* [Work to complete]: Determine how many lines include the string "color". Output that number only.

>> Start Entries supplied

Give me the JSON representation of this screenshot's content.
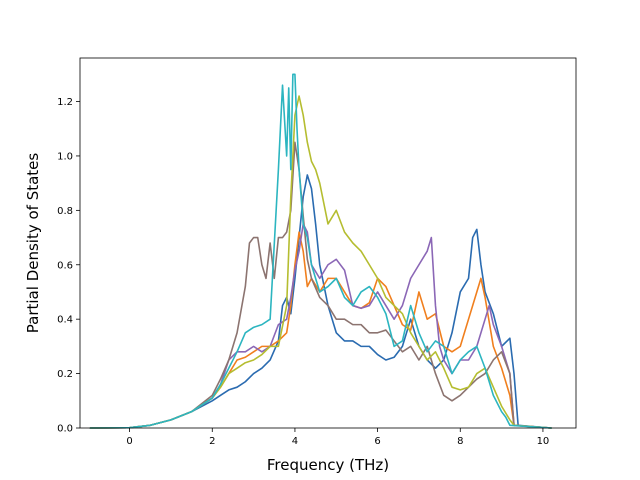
{
  "chart_data": {
    "type": "line",
    "title": "",
    "xlabel": "Frequency (THz)",
    "ylabel": "Partial Density of States",
    "xlim": [
      -1.2,
      10.8
    ],
    "ylim": [
      0.0,
      1.36
    ],
    "xticks": [
      0,
      2,
      4,
      6,
      8,
      10
    ],
    "xtick_labels": [
      "0",
      "2",
      "4",
      "6",
      "8",
      "10"
    ],
    "yticks": [
      0.0,
      0.2,
      0.4,
      0.6,
      0.8,
      1.0,
      1.2
    ],
    "ytick_labels": [
      "0.0",
      "0.2",
      "0.4",
      "0.6",
      "0.8",
      "1.0",
      "1.2"
    ],
    "grid": false,
    "legend": "none",
    "series": [
      {
        "color": "#2a6bb0",
        "x": [
          -0.95,
          0,
          0.5,
          1.0,
          1.5,
          2.0,
          2.2,
          2.4,
          2.6,
          2.8,
          3.0,
          3.2,
          3.4,
          3.6,
          3.7,
          3.8,
          3.9,
          4.0,
          4.1,
          4.2,
          4.3,
          4.4,
          4.5,
          4.6,
          4.8,
          5.0,
          5.2,
          5.4,
          5.6,
          5.8,
          6.0,
          6.2,
          6.4,
          6.6,
          6.8,
          7.0,
          7.2,
          7.4,
          7.6,
          7.8,
          8.0,
          8.2,
          8.3,
          8.4,
          8.5,
          8.6,
          8.8,
          9.0,
          9.2,
          9.3,
          9.4,
          10.2
        ],
        "y": [
          0,
          0.001,
          0.01,
          0.03,
          0.06,
          0.1,
          0.12,
          0.14,
          0.15,
          0.17,
          0.2,
          0.22,
          0.25,
          0.32,
          0.45,
          0.48,
          0.42,
          0.55,
          0.7,
          0.85,
          0.93,
          0.88,
          0.75,
          0.6,
          0.45,
          0.35,
          0.32,
          0.32,
          0.3,
          0.3,
          0.27,
          0.25,
          0.26,
          0.3,
          0.4,
          0.3,
          0.25,
          0.22,
          0.25,
          0.35,
          0.5,
          0.55,
          0.7,
          0.73,
          0.6,
          0.5,
          0.42,
          0.3,
          0.33,
          0.2,
          0.01,
          0
        ]
      },
      {
        "color": "#f07f1e",
        "x": [
          -0.95,
          0,
          0.5,
          1.0,
          1.5,
          2.0,
          2.2,
          2.4,
          2.6,
          2.8,
          3.0,
          3.2,
          3.4,
          3.6,
          3.8,
          3.9,
          4.0,
          4.1,
          4.2,
          4.3,
          4.4,
          4.6,
          4.8,
          5.0,
          5.2,
          5.4,
          5.6,
          5.8,
          6.0,
          6.2,
          6.4,
          6.6,
          6.8,
          7.0,
          7.2,
          7.4,
          7.6,
          7.8,
          8.0,
          8.2,
          8.4,
          8.5,
          8.6,
          8.8,
          9.0,
          9.2,
          9.3,
          10.2
        ],
        "y": [
          0,
          0.001,
          0.01,
          0.03,
          0.06,
          0.11,
          0.15,
          0.2,
          0.25,
          0.26,
          0.28,
          0.3,
          0.3,
          0.32,
          0.35,
          0.45,
          0.6,
          0.72,
          0.65,
          0.52,
          0.55,
          0.5,
          0.55,
          0.55,
          0.5,
          0.45,
          0.44,
          0.46,
          0.55,
          0.52,
          0.45,
          0.38,
          0.36,
          0.5,
          0.4,
          0.42,
          0.3,
          0.28,
          0.3,
          0.4,
          0.5,
          0.55,
          0.48,
          0.3,
          0.22,
          0.12,
          0.01,
          0
        ]
      },
      {
        "color": "#8b67b6",
        "x": [
          -0.95,
          0,
          0.5,
          1.0,
          1.5,
          2.0,
          2.2,
          2.4,
          2.6,
          2.8,
          3.0,
          3.2,
          3.4,
          3.6,
          3.8,
          3.9,
          4.0,
          4.1,
          4.2,
          4.3,
          4.4,
          4.6,
          4.8,
          5.0,
          5.2,
          5.4,
          5.6,
          5.8,
          6.0,
          6.2,
          6.4,
          6.6,
          6.8,
          7.0,
          7.2,
          7.3,
          7.4,
          7.5,
          7.6,
          7.8,
          8.0,
          8.2,
          8.4,
          8.6,
          8.7,
          8.8,
          9.0,
          9.2,
          9.3,
          10.2
        ],
        "y": [
          0,
          0.001,
          0.01,
          0.03,
          0.06,
          0.11,
          0.16,
          0.25,
          0.28,
          0.28,
          0.3,
          0.28,
          0.3,
          0.38,
          0.4,
          0.48,
          0.58,
          0.65,
          0.75,
          0.72,
          0.6,
          0.55,
          0.6,
          0.62,
          0.58,
          0.45,
          0.44,
          0.45,
          0.5,
          0.45,
          0.4,
          0.45,
          0.55,
          0.6,
          0.65,
          0.7,
          0.45,
          0.3,
          0.25,
          0.2,
          0.25,
          0.25,
          0.3,
          0.4,
          0.45,
          0.38,
          0.3,
          0.2,
          0.01,
          0
        ]
      },
      {
        "color": "#8c7470",
        "x": [
          -0.95,
          0,
          0.5,
          1.0,
          1.5,
          2.0,
          2.2,
          2.4,
          2.6,
          2.8,
          2.9,
          3.0,
          3.1,
          3.2,
          3.3,
          3.4,
          3.5,
          3.6,
          3.7,
          3.8,
          3.9,
          4.0,
          4.1,
          4.2,
          4.3,
          4.4,
          4.6,
          4.8,
          5.0,
          5.2,
          5.4,
          5.6,
          5.8,
          6.0,
          6.2,
          6.4,
          6.6,
          6.8,
          7.0,
          7.2,
          7.4,
          7.6,
          7.8,
          8.0,
          8.2,
          8.4,
          8.6,
          8.8,
          9.0,
          9.2,
          9.3,
          10.2
        ],
        "y": [
          0,
          0.001,
          0.01,
          0.03,
          0.06,
          0.12,
          0.18,
          0.25,
          0.35,
          0.52,
          0.68,
          0.7,
          0.7,
          0.6,
          0.55,
          0.68,
          0.55,
          0.7,
          0.7,
          0.72,
          0.8,
          1.05,
          0.95,
          0.78,
          0.62,
          0.55,
          0.48,
          0.45,
          0.4,
          0.4,
          0.38,
          0.38,
          0.35,
          0.35,
          0.36,
          0.32,
          0.28,
          0.3,
          0.25,
          0.3,
          0.2,
          0.12,
          0.1,
          0.12,
          0.15,
          0.18,
          0.2,
          0.25,
          0.28,
          0.2,
          0.01,
          0
        ]
      },
      {
        "color": "#b5bd30",
        "x": [
          -0.95,
          0,
          0.5,
          1.0,
          1.5,
          2.0,
          2.2,
          2.4,
          2.6,
          2.8,
          3.0,
          3.2,
          3.4,
          3.6,
          3.8,
          3.9,
          4.0,
          4.1,
          4.2,
          4.3,
          4.4,
          4.5,
          4.6,
          4.8,
          5.0,
          5.2,
          5.4,
          5.6,
          5.8,
          6.0,
          6.2,
          6.4,
          6.6,
          6.8,
          7.0,
          7.2,
          7.4,
          7.6,
          7.8,
          8.0,
          8.2,
          8.4,
          8.6,
          8.8,
          9.0,
          9.2,
          9.3,
          10.2
        ],
        "y": [
          0,
          0.001,
          0.01,
          0.03,
          0.06,
          0.11,
          0.15,
          0.2,
          0.22,
          0.24,
          0.25,
          0.27,
          0.3,
          0.3,
          0.45,
          0.85,
          1.15,
          1.22,
          1.15,
          1.05,
          0.98,
          0.95,
          0.9,
          0.75,
          0.8,
          0.72,
          0.68,
          0.65,
          0.6,
          0.55,
          0.48,
          0.45,
          0.42,
          0.35,
          0.3,
          0.25,
          0.28,
          0.22,
          0.15,
          0.14,
          0.15,
          0.2,
          0.22,
          0.15,
          0.08,
          0.03,
          0.01,
          0
        ]
      },
      {
        "color": "#2cb5c0",
        "x": [
          -0.95,
          0,
          0.5,
          1.0,
          1.5,
          2.0,
          2.2,
          2.4,
          2.6,
          2.8,
          3.0,
          3.2,
          3.4,
          3.6,
          3.7,
          3.8,
          3.85,
          3.9,
          3.95,
          4.0,
          4.05,
          4.1,
          4.2,
          4.3,
          4.4,
          4.5,
          4.6,
          4.8,
          5.0,
          5.2,
          5.4,
          5.6,
          5.8,
          6.0,
          6.2,
          6.4,
          6.6,
          6.8,
          7.0,
          7.2,
          7.4,
          7.6,
          7.8,
          8.0,
          8.2,
          8.4,
          8.6,
          8.8,
          9.0,
          9.1,
          9.2,
          10.2
        ],
        "y": [
          0,
          0.001,
          0.01,
          0.03,
          0.06,
          0.11,
          0.16,
          0.22,
          0.28,
          0.35,
          0.37,
          0.38,
          0.4,
          0.95,
          1.26,
          1.0,
          1.25,
          0.95,
          1.3,
          1.3,
          1.1,
          0.95,
          0.75,
          0.7,
          0.6,
          0.55,
          0.5,
          0.52,
          0.55,
          0.48,
          0.45,
          0.5,
          0.52,
          0.48,
          0.42,
          0.3,
          0.32,
          0.45,
          0.35,
          0.28,
          0.32,
          0.3,
          0.2,
          0.25,
          0.28,
          0.3,
          0.22,
          0.12,
          0.06,
          0.04,
          0.01,
          0
        ]
      }
    ]
  }
}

>> End Entries supplied

* [Correct output]: 6